= DATASET ENTRIES =
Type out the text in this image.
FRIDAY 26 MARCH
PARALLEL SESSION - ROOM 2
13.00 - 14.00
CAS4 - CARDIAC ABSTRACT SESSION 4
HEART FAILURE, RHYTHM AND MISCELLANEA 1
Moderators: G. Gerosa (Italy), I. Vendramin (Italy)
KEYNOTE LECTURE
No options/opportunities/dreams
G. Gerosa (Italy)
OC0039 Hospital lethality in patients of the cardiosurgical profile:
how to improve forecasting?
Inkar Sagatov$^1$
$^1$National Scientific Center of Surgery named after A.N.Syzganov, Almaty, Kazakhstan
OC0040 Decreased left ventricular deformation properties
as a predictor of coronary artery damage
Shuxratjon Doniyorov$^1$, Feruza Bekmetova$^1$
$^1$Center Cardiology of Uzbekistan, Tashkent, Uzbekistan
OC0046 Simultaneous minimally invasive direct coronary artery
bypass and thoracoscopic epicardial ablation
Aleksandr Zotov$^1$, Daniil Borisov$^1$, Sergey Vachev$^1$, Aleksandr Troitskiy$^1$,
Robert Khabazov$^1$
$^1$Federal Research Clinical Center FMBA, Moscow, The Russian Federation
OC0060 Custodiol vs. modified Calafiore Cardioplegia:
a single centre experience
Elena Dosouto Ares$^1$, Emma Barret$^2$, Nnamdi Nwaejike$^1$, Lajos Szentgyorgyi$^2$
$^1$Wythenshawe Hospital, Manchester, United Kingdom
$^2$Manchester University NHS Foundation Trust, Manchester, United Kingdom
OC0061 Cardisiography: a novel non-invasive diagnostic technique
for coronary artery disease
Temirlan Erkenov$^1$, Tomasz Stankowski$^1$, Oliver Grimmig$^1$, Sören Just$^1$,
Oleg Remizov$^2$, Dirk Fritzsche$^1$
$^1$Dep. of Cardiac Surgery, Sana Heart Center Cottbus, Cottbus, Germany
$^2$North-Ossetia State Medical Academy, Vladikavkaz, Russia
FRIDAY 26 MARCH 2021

= TASK INSTRUCTIONS =
The answer should be the entries, given again without a single difference.

= OUTPUT =
Type out the text in this image.
FRIDAY 26 MARCH
PARALLEL SESSION - ROOM 2
13.00 - 14.00
CAS4 - CARDIAC ABSTRACT SESSION 4
HEART FAILURE, RHYTHM AND MISCELLANEA 1
Moderators: G. Gerosa (Italy), I. Vendramin (Italy)
KEYNOTE LECTURE
No options/opportunities/dreams
G. Gerosa (Italy)
OC0039 Hospital lethality in patients of the cardiosurgical profile:
how to improve forecasting?
Inkar Sagatov$^1$
$^1$National Scientific Center of Surgery named after A.N.Syzganov, Almaty, Kazakhstan
OC0040 Decreased left ventricular deformation properties
as a predictor of coronary artery damage
Shuxratjon Doniyorov$^1$, Feruza Bekmetova$^1$
$^1$Center Cardiology of Uzbekistan, Tashkent, Uzbekistan
OC0046 Simultaneous minimally invasive direct coronary artery
bypass and thoracoscopic epicardial ablation
Aleksandr Zotov$^1$, Daniil Borisov$^1$, Sergey Vachev$^1$, Aleksandr Troitskiy$^1$,
Robert Khabazov$^1$
$^1$Federal Research Clinical Center FMBA, Moscow, The Russian Federation
OC0060 Custodiol vs. modified Calafiore Cardioplegia:
a single centre experience
Elena Dosouto Ares$^1$, Emma Barret$^2$, Nnamdi Nwaejike$^1$, Lajos Szentgyorgyi$^2$
$^1$Wythenshawe Hospital, Manchester, United Kingdom
$^2$Manchester University NHS Foundation Trust, Manchester, United Kingdom
OC0061 Cardisiography: a novel non-invasive diagnostic technique
for coronary artery disease
Temirlan Erkenov$^1$, Tomasz Stankowski$^1$, Oliver Grimmig$^1$, Sören Just$^1$,
Oleg Remizov$^2$, Dirk Fritzsche$^1$
$^1$Dep. of Cardiac Surgery, Sana Heart Center Cottbus, Cottbus, Germany
$^2$North-Ossetia State Medical Academy, Vladikavkaz, Russia
FRIDAY 26 MARCH 2021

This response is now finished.